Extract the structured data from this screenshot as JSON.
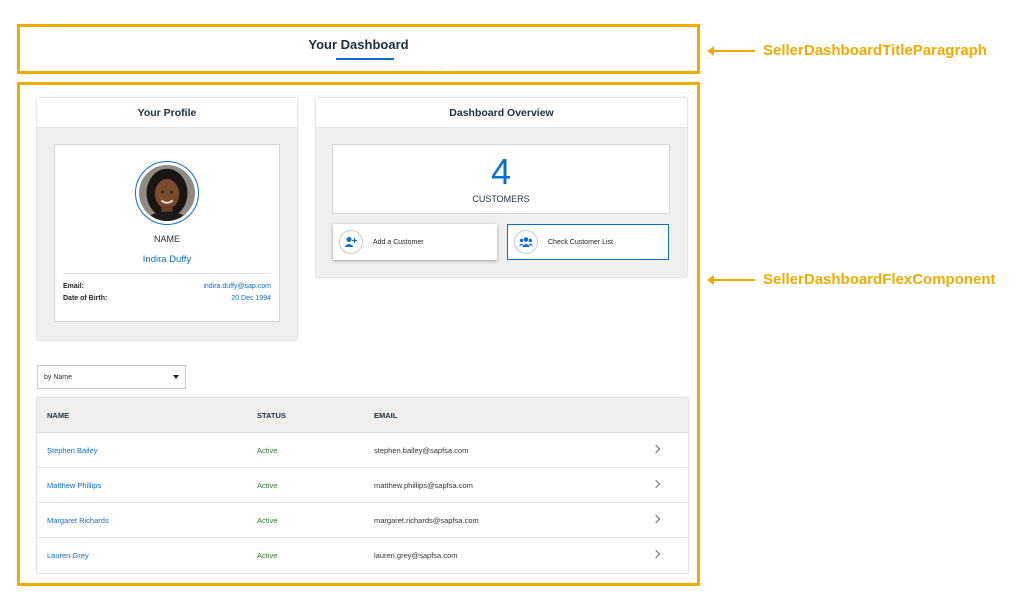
{
  "header": {
    "title": "Your Dashboard"
  },
  "callouts": {
    "title_paragraph": "SellerDashboardTitleParagraph",
    "flex_component": "SellerDashboardFlexComponent"
  },
  "profile": {
    "panel_title": "Your Profile",
    "name_label": "NAME",
    "name_value": "Indira Duffy",
    "email_label": "Email:",
    "email_value": "indira.duffy@sap.com",
    "dob_label": "Date of Birth:",
    "dob_value": "20 Dec 1994"
  },
  "overview": {
    "panel_title": "Dashboard Overview",
    "customer_count": "4",
    "customer_label": "CUSTOMERS",
    "add_customer_label": "Add a Customer",
    "check_list_label": "Check Customer List"
  },
  "filter": {
    "selected": "by Name"
  },
  "table": {
    "headers": {
      "name": "NAME",
      "status": "STATUS",
      "email": "EMAIL"
    },
    "rows": [
      {
        "name": "Stephen Bailey",
        "status": "Active",
        "email": "stephen.bailey@sapfsa.com"
      },
      {
        "name": "Matthew Phillips",
        "status": "Active",
        "email": "matthew.phillips@sapfsa.com"
      },
      {
        "name": "Margaret Richards",
        "status": "Active",
        "email": "margaret.richards@sapfsa.com"
      },
      {
        "name": "Lauren Grey",
        "status": "Active",
        "email": "lauren.grey@sapfsa.com"
      }
    ]
  },
  "colors": {
    "callout": "#f0ab00",
    "accent": "#0a6ed1",
    "status_active": "#2b7d2b"
  },
  "icons": {
    "add_customer": "add-user-icon",
    "check_list": "group-icon",
    "row_nav": "chevron-right-icon",
    "dropdown": "caret-down-icon"
  }
}
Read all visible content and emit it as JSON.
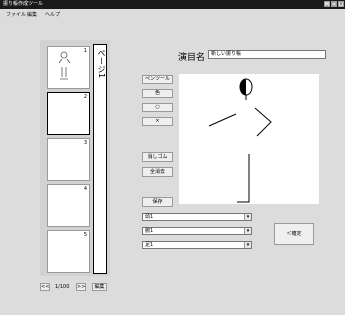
{
  "window": {
    "title": "振り帳作成ツール",
    "controls": [
      "_",
      "□",
      "×"
    ]
  },
  "menu": [
    "ファイル",
    "編集",
    "ヘルプ"
  ],
  "thumbnails": [
    {
      "num": "1"
    },
    {
      "num": "2"
    },
    {
      "num": "3"
    },
    {
      "num": "4"
    },
    {
      "num": "5"
    }
  ],
  "page_strip": {
    "text": "ページ1"
  },
  "title_label": "演目名",
  "title_input": "新しい振り帳",
  "tools": {
    "pencil": "ペンツール",
    "color": "色",
    "circle": "○",
    "cross": "×",
    "erase": "消しゴム",
    "clear_all": "全消去",
    "save": "保存"
  },
  "selects": [
    "頭1",
    "腕1",
    "足1"
  ],
  "confirm_button": "＜確定",
  "pagination": {
    "prev": "<<",
    "page": "1/100",
    "next": ">>",
    "edit": "編集"
  }
}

....

- [WHAT THE TASK ASKS]: Only the lines from the one containing "Read all visible content and emit it as JSON." through the last line of the records above should be repeated, exactly and without pictures.

- [REPLY TO THE EXERCISE]:
Read all visible content and emit it as JSON.
{
  "window": {
    "title": "振り帳作成ツール",
    "controls": [
      "_",
      "□",
      "×"
    ]
  },
  "menu": [
    "ファイル",
    "編集",
    "ヘルプ"
  ],
  "thumbnails": [
    {
      "num": "1"
    },
    {
      "num": "2"
    },
    {
      "num": "3"
    },
    {
      "num": "4"
    },
    {
      "num": "5"
    }
  ],
  "page_strip": {
    "text": "ページ1"
  },
  "title_label": "演目名",
  "title_input": "新しい振り帳",
  "tools": {
    "pencil": "ペンツール",
    "color": "色",
    "circle": "○",
    "cross": "×",
    "erase": "消しゴム",
    "clear_all": "全消去",
    "save": "保存"
  },
  "selects": [
    "頭1",
    "腕1",
    "足1"
  ],
  "confirm_button": "＜確定",
  "pagination": {
    "prev": "<<",
    "page": "1/100",
    "next": ">>",
    "edit": "編集"
  }
}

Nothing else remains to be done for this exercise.